Stated task —
In the records below, pick out all lines containing the word "interesting".

[Data records]
-*-*-

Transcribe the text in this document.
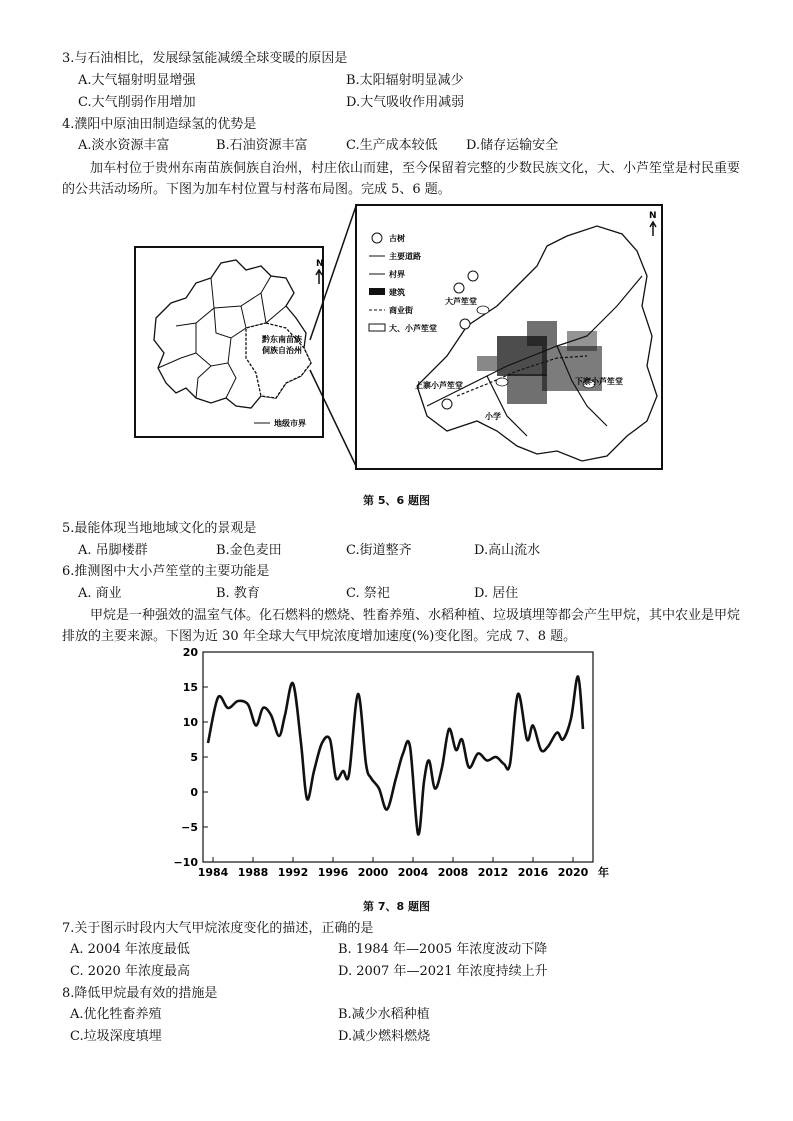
3.与石油相比，发展绿氢能减缓全球变暖的原因是
A.大气辐射明显增强	B.太阳辐射明显减少
C.大气削弱作用增加	D.大气吸收作用减弱
4.濮阳中原油田制造绿氢的优势是
A.淡水资源丰富	B.石油资源丰富	C.生产成本较低 D.储存运输安全
加车村位于贵州东南苗族侗族自治州，村庄依山而建，至今保留着完整的少数民族文化，大、小芦笙堂是村民重要的公共活动场所。下图为加车村位置与村落布局图。完成 5、6 题。
黔东南苗族
侗族自治州
N
地级市界
大芦笙堂
上寨小芦笙堂	下寨小芦笙堂
小学
古树
主要道路
村界
建筑
商业街
大、小芦笙堂
N
第 5、6 题图
5.最能体现当地地域文化的景观是
A. 吊脚楼群	B.金色麦田	C.街道整齐	D.高山流水
6.推测图中大小芦笙堂的主要功能是
A. 商业	B. 教育	C. 祭祀	D. 居住
甲烷是一种强效的温室气体。化石燃料的燃烧、牲畜养殖、水稻种植、垃圾填埋等都会产生甲烷，其中农业是甲烷排放的主要来源。下图为近 30 年全球大气甲烷浓度增加速度(%)变化图。完成 7、8 题。
20
15
10
5
0
−5
−10
1984 1988 1992 1996 2000 2004 2008 2012 2016 2020 年
第 7、8 题图
7.关于图示时段内大气甲烷浓度变化的描述，正确的是
A. 2004 年浓度最低	B. 1984 年—2005 年浓度波动下降
C. 2020 年浓度最高	D. 2007 年—2021 年浓度持续上升
8.降低甲烷最有效的措施是
A.优化牲畜养殖	B.减少水稻种植
C.垃圾深度填埋	D.减少燃料燃烧
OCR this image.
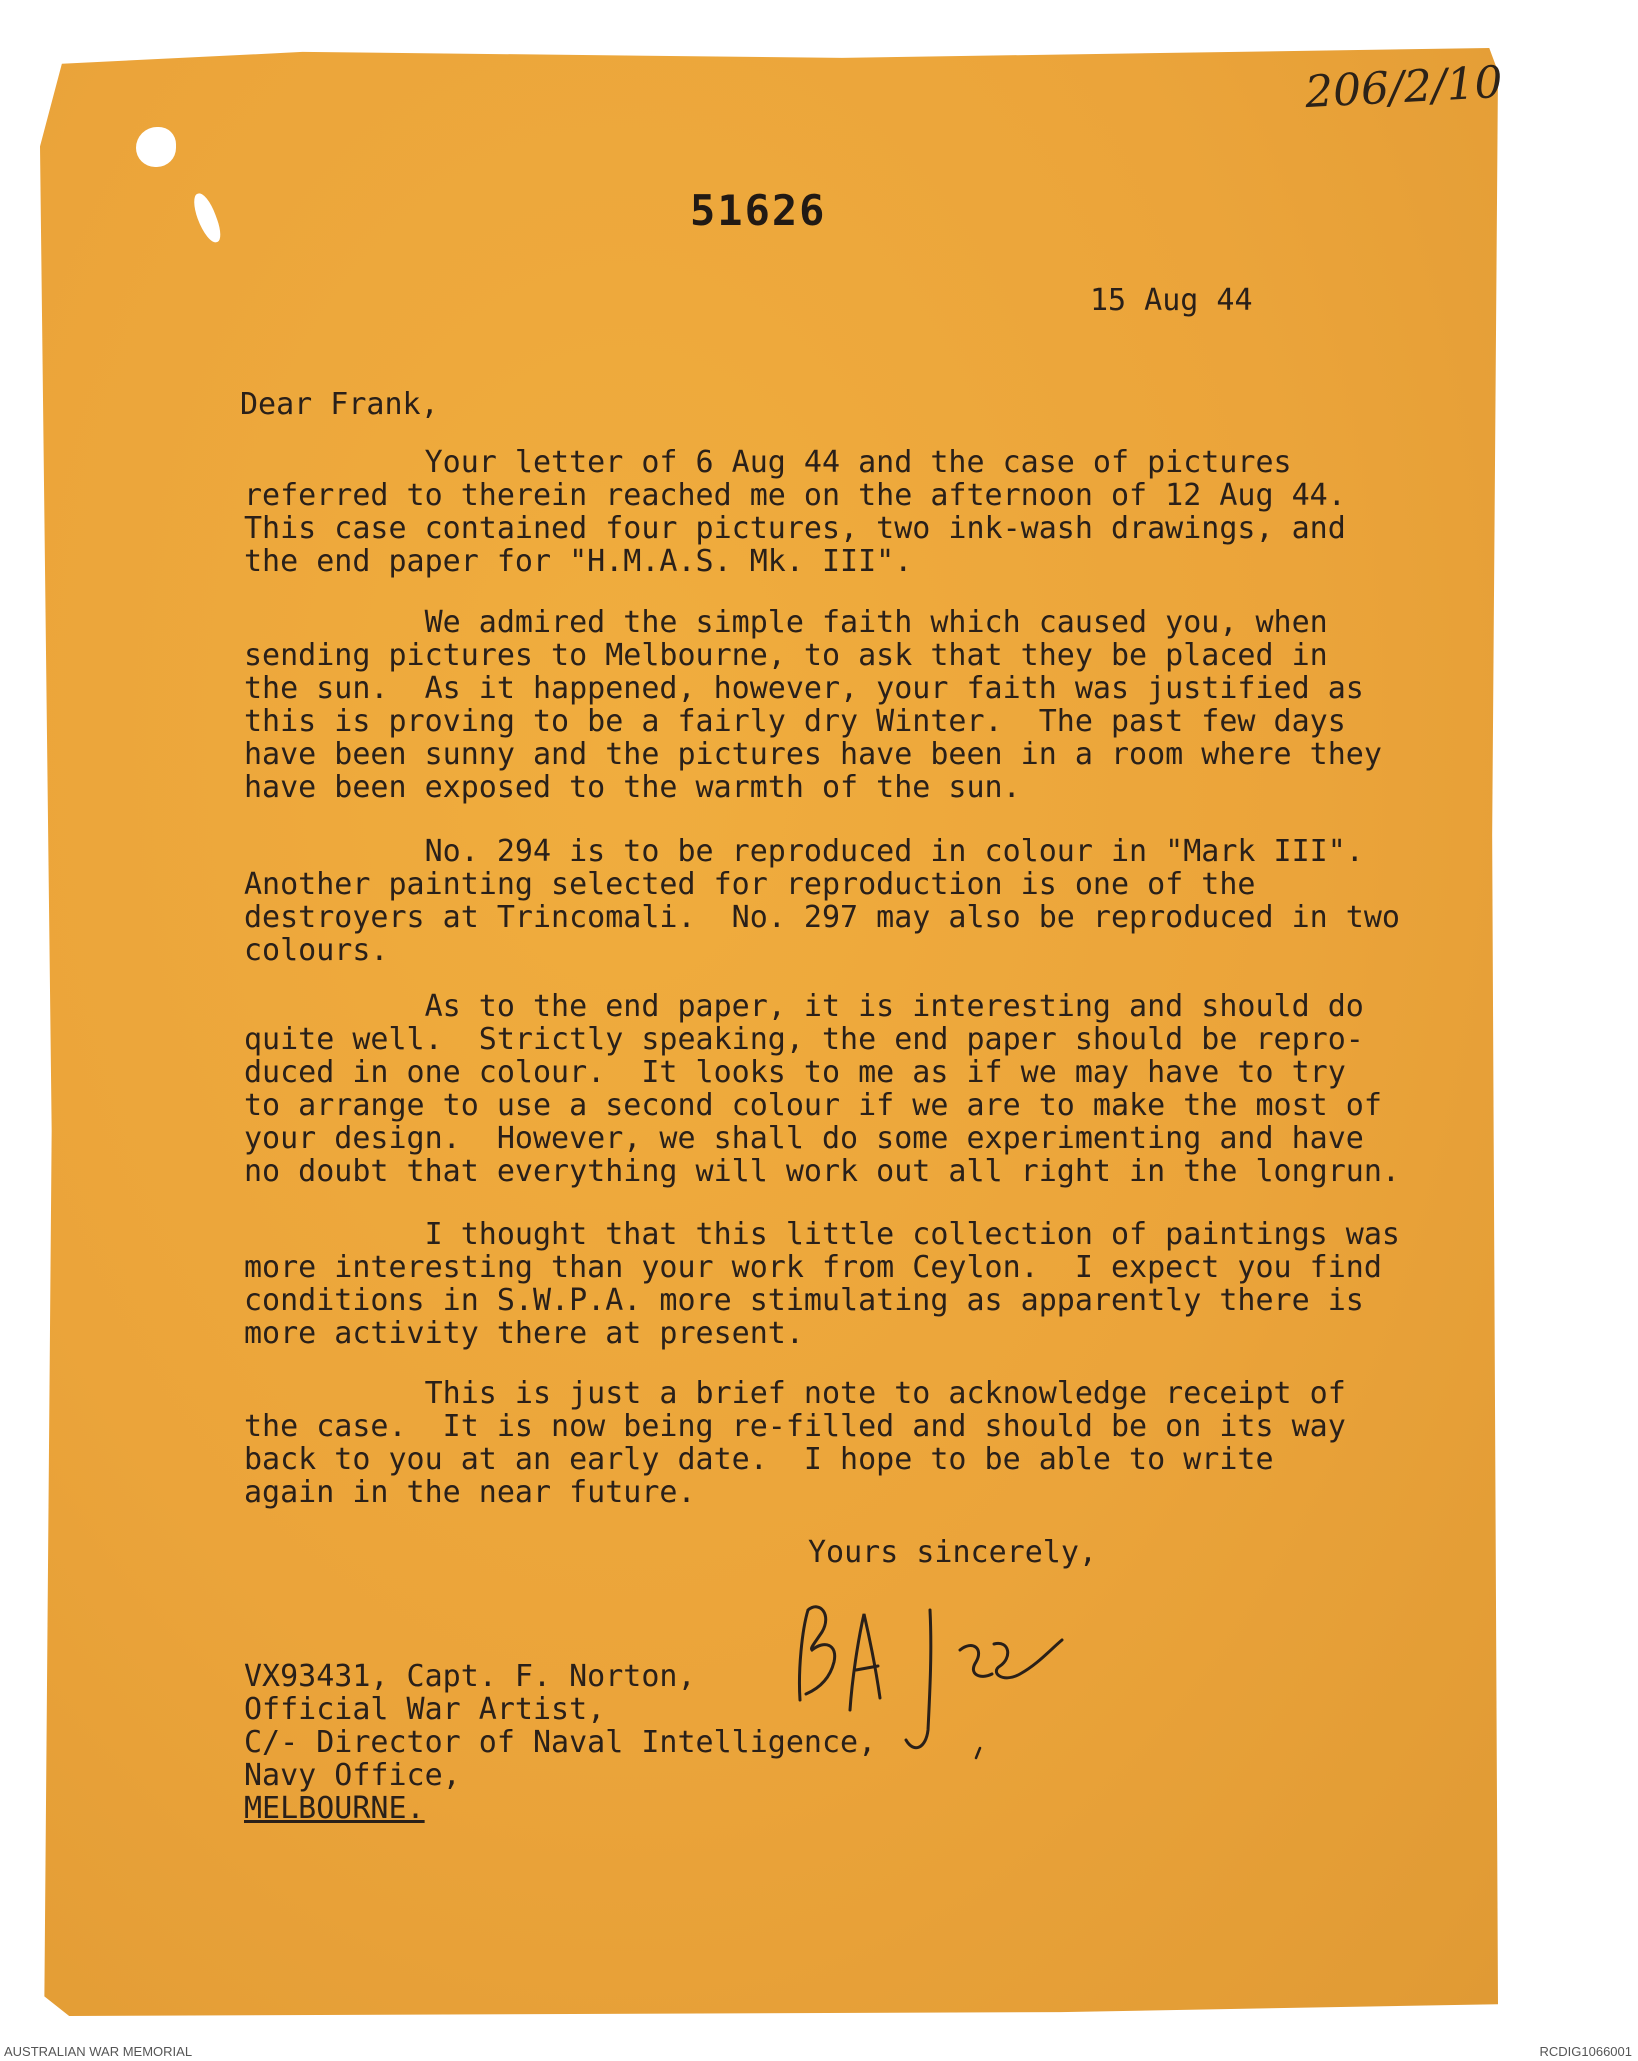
206/2/10
51626
15 Aug 44
Dear Frank,
Your letter of 6 Aug 44 and the case of pictures
referred to therein reached me on the afternoon of 12 Aug 44.
This case contained four pictures, two ink-wash drawings, and
the end paper for "H.M.A.S. Mk. III".
We admired the simple faith which caused you, when
sending pictures to Melbourne, to ask that they be placed in
the sun.  As it happened, however, your faith was justified as
this is proving to be a fairly dry Winter.  The past few days
have been sunny and the pictures have been in a room where they
have been exposed to the warmth of the sun.
No. 294 is to be reproduced in colour in "Mark III".
Another painting selected for reproduction is one of the
destroyers at Trincomali.  No. 297 may also be reproduced in two
colours.
As to the end paper, it is interesting and should do
quite well.  Strictly speaking, the end paper should be repro-
duced in one colour.  It looks to me as if we may have to try
to arrange to use a second colour if we are to make the most of
your design.  However, we shall do some experimenting and have
no doubt that everything will work out all right in the longrun.
I thought that this little collection of paintings was
more interesting than your work from Ceylon.  I expect you find
conditions in S.W.P.A. more stimulating as apparently there is
more activity there at present.
This is just a brief note to acknowledge receipt of
the case.  It is now being re-filled and should be on its way
back to you at an early date.  I hope to be able to write
again in the near future.
Yours sincerely,
VX93431, Capt. F. Norton,
Official War Artist,
C/- Director of Naval Intelligence,
Navy Office,
MELBOURNE.
AUSTRALIAN WAR MEMORIAL	RCDIG1066001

-*-*-

Answer for the task —
As to the end paper, it is interesting and should do
more interesting than your work from Ceylon.  I expect you find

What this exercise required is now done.